*GOALS*:
• A. Using the Arakan National Party text, decide whether each statement agrees with it, answering yes or no and quoting the words that settle it: (i) the party's headquarters is in Sittwe; (ii) the RNDP and the ALD signed their merger agreement on 17 June 2013; (iii) the party holds 12 of the 224 seats in the Amyotha Hluttaw.
• B. In the Arakan National Party text, retype everything from "- Abbreviation: ANP" down to "(12 years ago)" without any changes.

*PAGE EXCERPT*:
- Abbreviation: ANP
- President: Thar Tun Hla
- Secretary: Khaing Pray Soe
- Policy Leadership Committee Member: U Oo Hla Saw, Aye Nu Sein
- Founded: 6 March 2014 (12 years ago)
- Merger of: Rakhine Nationalities Development Party Arakan League for Democracy (until 2017)
- Headquarters: Sittwe, Rakhine State, Myanmar
- Ideology: Rakhine nationalism Buddhist nationalism Religious nationalism Anti-Islam Anti-Rohingya
- Political position: Right-wing to far-right
- Religion: Theravada Buddhism
- Colours: White and red
- Seats in the Amyotha Hluttaw: 10 / 224
- Seats in the Pyithu Hluttaw: 12 / 440
- Seats in the Rakhine State Hluttaw: 18 / 47
- Ethnic Affairs Ministers: 1 / 29

Election symbol

= Arakan National Party =

The Arakan National Party (ရခိုင်အမျိုးသားပါတီ; abbreviated ANP), is a political party in Myanmar (Burma), representing the interests of the Rakhine community in Rakhine and Yangon Region. The party was founded on 13 January 2014 and registered with the Union Election Commission on 6 March 2014. The chairman of the ANP is Thar Htun Hla. The party is known for its hardline ethnic nationalist stance, as well as its Islamophobic and anti-Rohingya ideologies. Some members of the party were involved in instigating violence against Rohingya people during the communal riots in 2012, which left dozens dead and thousands homeless.

==History==
The Rakhine Nationalities Development Party (RNDP), led by Dr. Aye Maung, and the Arakan League for Democracy (ALD), led by Aye Thar Aung, signed an agreement on 17 June 2013 to merge into a single party under the name "Arakan National Party" after more than eight months of negotiations.

*ENTRIES SHOWN*:
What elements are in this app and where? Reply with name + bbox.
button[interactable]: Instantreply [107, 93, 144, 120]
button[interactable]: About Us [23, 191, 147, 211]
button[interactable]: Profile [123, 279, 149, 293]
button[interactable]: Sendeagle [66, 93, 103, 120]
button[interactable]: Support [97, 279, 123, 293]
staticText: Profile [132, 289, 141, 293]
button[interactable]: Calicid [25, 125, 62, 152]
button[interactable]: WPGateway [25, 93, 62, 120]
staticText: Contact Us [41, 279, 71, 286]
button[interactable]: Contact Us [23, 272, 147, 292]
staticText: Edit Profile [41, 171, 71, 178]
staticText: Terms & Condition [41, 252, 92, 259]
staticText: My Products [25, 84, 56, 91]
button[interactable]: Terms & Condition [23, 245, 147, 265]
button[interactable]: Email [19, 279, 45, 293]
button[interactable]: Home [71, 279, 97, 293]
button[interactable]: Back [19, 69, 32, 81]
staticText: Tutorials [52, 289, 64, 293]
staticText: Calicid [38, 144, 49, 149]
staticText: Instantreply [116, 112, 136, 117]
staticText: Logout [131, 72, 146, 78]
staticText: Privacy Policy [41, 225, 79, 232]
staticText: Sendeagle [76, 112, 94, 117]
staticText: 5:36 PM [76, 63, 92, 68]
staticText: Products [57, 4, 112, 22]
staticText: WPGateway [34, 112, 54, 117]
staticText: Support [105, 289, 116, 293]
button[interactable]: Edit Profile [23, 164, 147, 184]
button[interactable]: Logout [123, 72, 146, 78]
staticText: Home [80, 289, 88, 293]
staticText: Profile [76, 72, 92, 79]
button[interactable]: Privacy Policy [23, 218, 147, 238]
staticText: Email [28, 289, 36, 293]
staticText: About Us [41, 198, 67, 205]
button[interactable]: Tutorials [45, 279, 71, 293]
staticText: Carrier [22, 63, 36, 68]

*RESULTS IN ORDER*:
• A.
(i) Yes: "Headquarters: Sittwe, Rakhine State, Myanmar"
(ii) Yes: "signed an agreement on 17 June 2013"
(iii) No: "Seats in the Amyotha Hluttaw: 10 / 224"

• B.
- Abbreviation: ANP
- President: Thar Tun Hla
- Secretary: Khaing Pray Soe
- Policy Leadership Committee Member: U Oo Hla Saw, Aye Nu Sein
- Founded: 6 March 2014 (12 years ago)